Quoted text:
"convert" string to bytes without changing data (encoding)
Evan Driscoll
driscoll at cs.wisc.edu
Thu Mar 29 12:31:23 EDT 2012
On 01/-10/-28163 01:59 PM, Ross Ridge wrote:
> Evan Driscoll<driscoll at cs.wisc.edu> wrote:
>> People like you -- who write to assumptions which are not even remotely
>> guaranteed by the spec -- are part of the reason software sucks.
> ...
>> This email is a bit harsher than it deserves -- but I feel not by much.
>
> I don't see how you could feel the least bit justified. Well meaning,
> if unhelpful, lies about the nature Python strings in order to try to
> convince someone to follow what you think are good programming practices
> is one thing. Maliciously lying about someone else's code that you've
> never seen is another thing entirely.
I'm not even talking about code that you or the OP has written. I'm
talking about your suggestion that
I can in fact say what the internal byte string representation
of strings is any given build of Python 3.
Aside from the questionable truth of this assertion (there's no
guarantee that an implementation uses one consistent encoding or data
structure representation consistently), that's of no consequence because
you can't depend on what the representation is. So why even bring it up?

Stored records:
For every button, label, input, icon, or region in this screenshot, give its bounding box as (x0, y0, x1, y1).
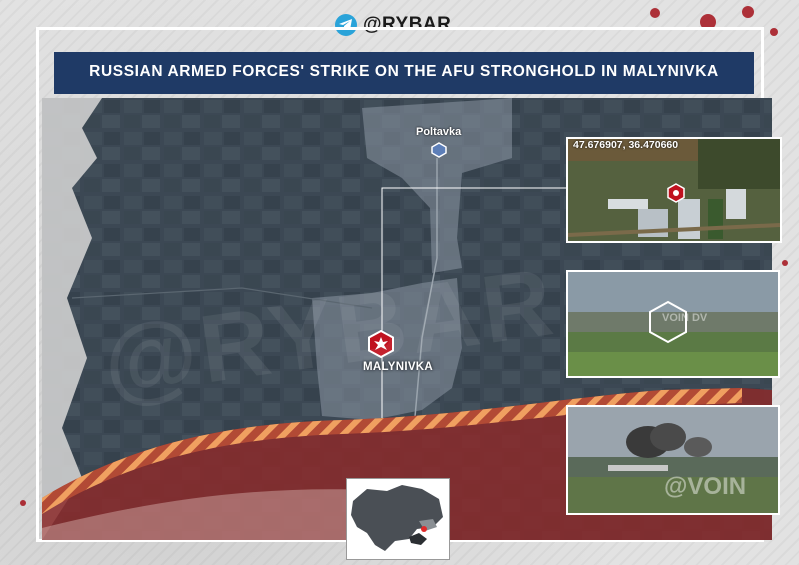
blood-splatter (20, 500, 26, 506)
title-bar: RUSSIAN ARMED FORCES' STRIKE ON THE AFU … (54, 52, 754, 94)
explosion-watermark: @VOIN (664, 473, 747, 500)
country-locator-map (346, 478, 450, 560)
inset-explosion-photo: @VOIN (566, 405, 780, 515)
blood-splatter (742, 6, 754, 18)
blood-splatter (782, 260, 788, 266)
drone-watermark: VOIN DV (662, 312, 708, 324)
town-label-poltavka: Poltavka (416, 126, 462, 138)
target-coordinates: 47.676907, 36.470660 (573, 139, 679, 151)
strike-target-icon (666, 183, 686, 203)
blood-splatter (770, 28, 778, 36)
inset-drone-photo: VOIN DV (566, 270, 780, 378)
page-title: RUSSIAN ARMED FORCES' STRIKE ON THE AFU … (89, 63, 719, 80)
poltavka-marker-icon (431, 142, 447, 158)
blood-splatter (650, 8, 660, 18)
inset-satellite (566, 137, 782, 243)
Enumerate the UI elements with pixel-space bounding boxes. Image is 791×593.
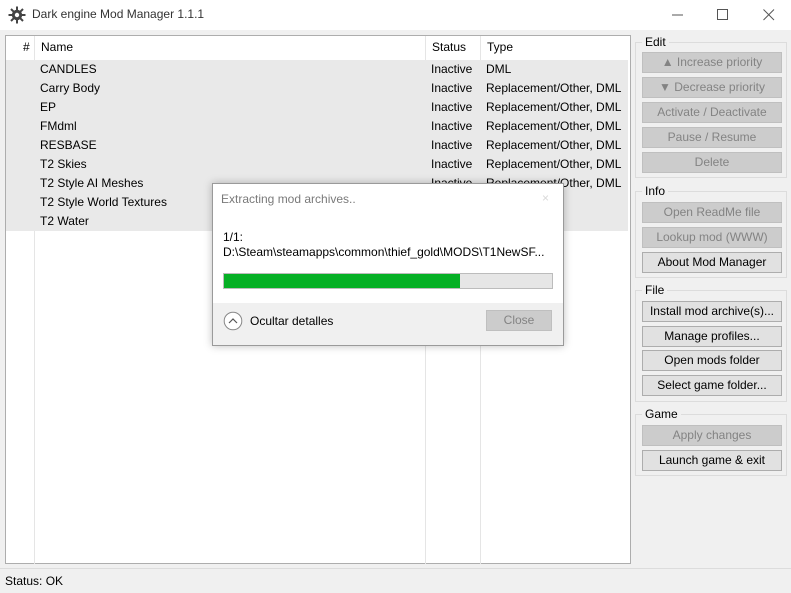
progress-fill (224, 274, 461, 288)
table-row[interactable]: FMdml Inactive Replacement/Other, DML (6, 117, 628, 136)
apply-changes-button[interactable]: Apply changes (642, 425, 782, 446)
toggle-details-label[interactable]: Ocultar detalles (250, 314, 333, 328)
column-header-name[interactable]: Name (36, 36, 73, 59)
mod-name: FMdml (40, 119, 77, 133)
maximize-icon (717, 9, 728, 20)
game-group-label: Game (642, 407, 681, 421)
minimize-button[interactable] (655, 0, 701, 30)
extract-dialog: Extracting mod archives.. × 1/1: D:\Stea… (212, 183, 564, 346)
mod-type: Replacement/Other, DML (486, 100, 622, 114)
chevron-up-circle-icon[interactable] (223, 311, 243, 331)
open-readme-button[interactable]: Open ReadMe file (642, 202, 782, 223)
select-game-folder-button[interactable]: Select game folder... (642, 375, 782, 396)
maximize-button[interactable] (700, 0, 746, 30)
mod-type: Replacement/Other, DML (486, 81, 622, 95)
column-header-number[interactable]: # (18, 36, 30, 59)
dialog-footer: Ocultar detalles Close (213, 303, 563, 345)
column-header-status[interactable]: Status (427, 36, 466, 59)
mod-status: Inactive (431, 81, 473, 95)
mod-type: DML (486, 62, 512, 76)
mod-name: RESBASE (40, 138, 97, 152)
progress-bar (223, 273, 553, 289)
close-icon (763, 9, 775, 21)
mod-status: Inactive (431, 100, 473, 114)
status-text: Status: OK (5, 574, 64, 588)
mod-status: Inactive (431, 157, 473, 171)
pause-resume-button[interactable]: Pause / Resume (642, 127, 782, 148)
mod-name: Carry Body (40, 81, 101, 95)
mod-status: Inactive (431, 62, 473, 76)
gear-icon (8, 6, 26, 24)
mod-status: Inactive (431, 138, 473, 152)
table-row[interactable]: T2 Skies Inactive Replacement/Other, DML (6, 155, 628, 174)
info-group-label: Info (642, 184, 669, 198)
mod-type: Replacement/Other, DML (486, 157, 622, 171)
edit-group-label: Edit (642, 35, 669, 49)
delete-button[interactable]: Delete (642, 152, 782, 173)
dialog-path: D:\Steam\steamapps\common\thief_gold\MOD… (223, 245, 545, 259)
mod-status: Inactive (431, 119, 473, 133)
mod-name: T2 Skies (40, 157, 87, 171)
status-bar: Status: OK (0, 568, 791, 593)
dialog-title: Extracting mod archives.. (221, 192, 356, 206)
dialog-close-button[interactable]: Close (486, 310, 552, 331)
mod-type: Replacement/Other, DML (486, 119, 622, 133)
mod-name: CANDLES (40, 62, 97, 76)
increase-priority-button[interactable]: ▲ Increase priority (642, 52, 782, 73)
table-row[interactable]: CANDLES Inactive DML (6, 60, 628, 79)
edit-group: Edit ▲ Increase priority ▼ Decrease prio… (635, 35, 787, 178)
about-button[interactable]: About Mod Manager (642, 252, 782, 273)
install-mod-button[interactable]: Install mod archive(s)... (642, 301, 782, 322)
column-header-type[interactable]: Type (482, 36, 513, 59)
dialog-close-icon[interactable]: × (542, 191, 549, 205)
file-group: File Install mod archive(s)... Manage pr… (635, 283, 787, 402)
title-bar: Dark engine Mod Manager 1.1.1 (0, 0, 791, 30)
lookup-mod-button[interactable]: Lookup mod (WWW) (642, 227, 782, 248)
table-row[interactable]: EP Inactive Replacement/Other, DML (6, 98, 628, 117)
table-row[interactable]: RESBASE Inactive Replacement/Other, DML (6, 136, 628, 155)
dialog-counter: 1/1: (223, 230, 244, 244)
info-group: Info Open ReadMe file Lookup mod (WWW) A… (635, 184, 787, 278)
window-title: Dark engine Mod Manager 1.1.1 (32, 7, 205, 21)
minimize-icon (672, 14, 683, 16)
list-header: # Name Status Type (6, 36, 630, 59)
open-mods-folder-button[interactable]: Open mods folder (642, 350, 782, 371)
mod-type: Replacement/Other, DML (486, 138, 622, 152)
decrease-priority-button[interactable]: ▼ Decrease priority (642, 77, 782, 98)
close-button[interactable] (746, 0, 791, 30)
activate-deactivate-button[interactable]: Activate / Deactivate (642, 102, 782, 123)
manage-profiles-button[interactable]: Manage profiles... (642, 326, 782, 347)
game-group: Game Apply changes Launch game & exit (635, 407, 787, 476)
file-group-label: File (642, 283, 668, 297)
mod-name: EP (40, 100, 57, 114)
launch-game-button[interactable]: Launch game & exit (642, 450, 782, 471)
table-row[interactable]: Carry Body Inactive Replacement/Other, D… (6, 79, 628, 98)
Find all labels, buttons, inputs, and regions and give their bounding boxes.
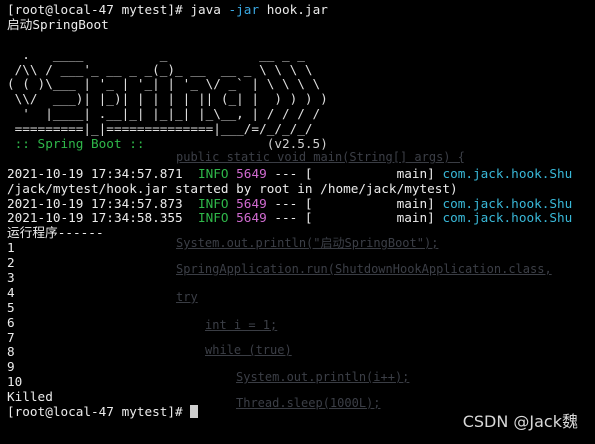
spring-banner-line: ' |____| .__|_| |_|_| |_\__, | / / / /	[7, 107, 321, 122]
spring-banner-line: . ____ _ __ _ _	[7, 47, 305, 62]
terminal-output: [root@local-47 mytest]# java -jar hook.j…	[7, 3, 595, 420]
csdn-watermark: CSDN @Jack魏	[462, 412, 578, 431]
log-time: 2021-10-19 17:34:57.871	[7, 166, 183, 181]
log-pid: 5649	[236, 166, 267, 181]
count-line: 8	[7, 345, 15, 360]
log-logger: com.jack.hook.Shu	[442, 196, 573, 211]
log-time: 2021-10-19 17:34:58.355	[7, 211, 183, 226]
spring-boot-label: :: Spring Boot ::	[7, 137, 153, 152]
text-cursor	[190, 405, 199, 419]
command-argument: hook.jar	[266, 3, 328, 17]
count-line: 5	[7, 300, 15, 315]
log-line: 2021-10-19 17:34:58.355 INFO 5649 --- [ …	[7, 211, 595, 226]
log-logger: com.jack.hook.Shu	[442, 166, 573, 181]
spring-banner-line: ( ( )\___ | '_ | '_| | '_ \/ _` | \ \ \ …	[7, 77, 321, 92]
count-line: 2	[7, 256, 15, 271]
command-flag: -jar	[228, 3, 260, 17]
shell-prompt: [root@local-47 mytest]#	[7, 405, 191, 420]
log-separator: --- [	[274, 211, 313, 226]
log-logger: com.jack.hook.Shu	[442, 211, 573, 226]
count-line: 7	[7, 330, 15, 345]
log-pid: 5649	[236, 211, 267, 226]
command-java: java	[190, 3, 221, 17]
spring-banner-line: =========|_|==============|___/=/_/_/_/	[7, 122, 313, 137]
log-level: INFO	[197, 211, 229, 226]
log-separator: --- [	[274, 166, 313, 181]
log-level: INFO	[197, 166, 229, 181]
count-line: 3	[7, 271, 15, 286]
spring-banner-line: \\/ ___)| |_)| | | | | || (_| | ) ) ) )	[7, 92, 328, 107]
spring-banner-line: /\\ / ___'_ __ _ _(_)_ __ __ _ \ \ \ \	[7, 62, 313, 77]
log-thread: main]	[312, 196, 435, 211]
startup-message: 启动SpringBoot	[7, 17, 109, 32]
count-line: 6	[7, 315, 15, 330]
count-line: 4	[7, 285, 15, 300]
log-time: 2021-10-19 17:34:57.873	[7, 196, 183, 211]
spring-boot-version-line: :: Spring Boot :: (v2.5.5)	[7, 137, 595, 152]
log-line: 2021-10-19 17:34:57.873 INFO 5649 --- [ …	[7, 197, 595, 212]
spring-boot-version: (v2.5.5)	[266, 137, 328, 152]
count-line: 1	[7, 241, 15, 256]
log-separator: --- [	[274, 196, 313, 211]
shell-prompt: [root@local-47 mytest]#	[7, 3, 191, 17]
count-line: 10	[7, 375, 23, 390]
run-message: 运行程序------	[7, 226, 104, 241]
log-thread: main]	[312, 166, 435, 181]
killed-message: Killed	[7, 390, 53, 405]
command-line: [root@local-47 mytest]# java -jar hook.j…	[7, 3, 595, 18]
log-thread: main]	[312, 211, 435, 226]
log-level: INFO	[197, 196, 229, 211]
log-line: 2021-10-19 17:34:57.871 INFO 5649 --- [ …	[7, 167, 595, 182]
count-line: 9	[7, 360, 15, 375]
started-line: /jack/mytest/hook.jar started by root in…	[7, 181, 458, 196]
log-pid: 5649	[236, 196, 267, 211]
terminal-window[interactable]: public static void main(String[] args) {…	[0, 0, 595, 444]
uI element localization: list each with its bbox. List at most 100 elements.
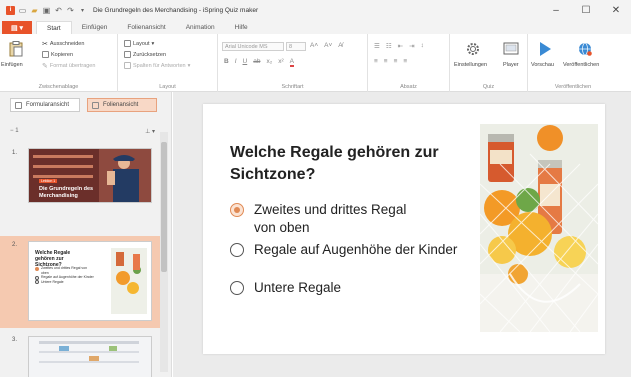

Exercise instructions:
1) In the mailing-list post about converting a string to bytes, what does Ross Ridge call "another thing entirely"?
2) Write the next few sentences of the mailing-list post about converting a string to bytes, picking up after its final line.

Exercise results:
1) Maliciously lying about someone else's code that you've never seen.

2)
Also irrelevant is:
In practice the number of ways that CPython (the only Python 3
implementation) represents strings is much more limited.
Pretending otherwise really isn't helpful.
If you can't depend on CPython's implementation (and, I would argue,
your code is broken if you do), then it *is* helpful. Saying that "you
can just look at what CPython does" is what is unhelpful.
That said, looking again I did misread your post that I sent that harsh
reply to; I was looking at it perhaps a bit too much through the lens of
the CPython comment I said above, and interpreting it as "I can say what
the internal representation is of CPython, so just give me that" and
launched into my spiel. If that's not what was intended, I retract my
statement. As long as everyone is clear on the fact that Python 3
implementations can use whatever encoding and data structures they want,
perhaps even different encodings or data structures for equal strings,
and that as a consequence saying "what's the internal representation of
this string" is a meaningless question as far as Python itself is
concerned, I'm happy.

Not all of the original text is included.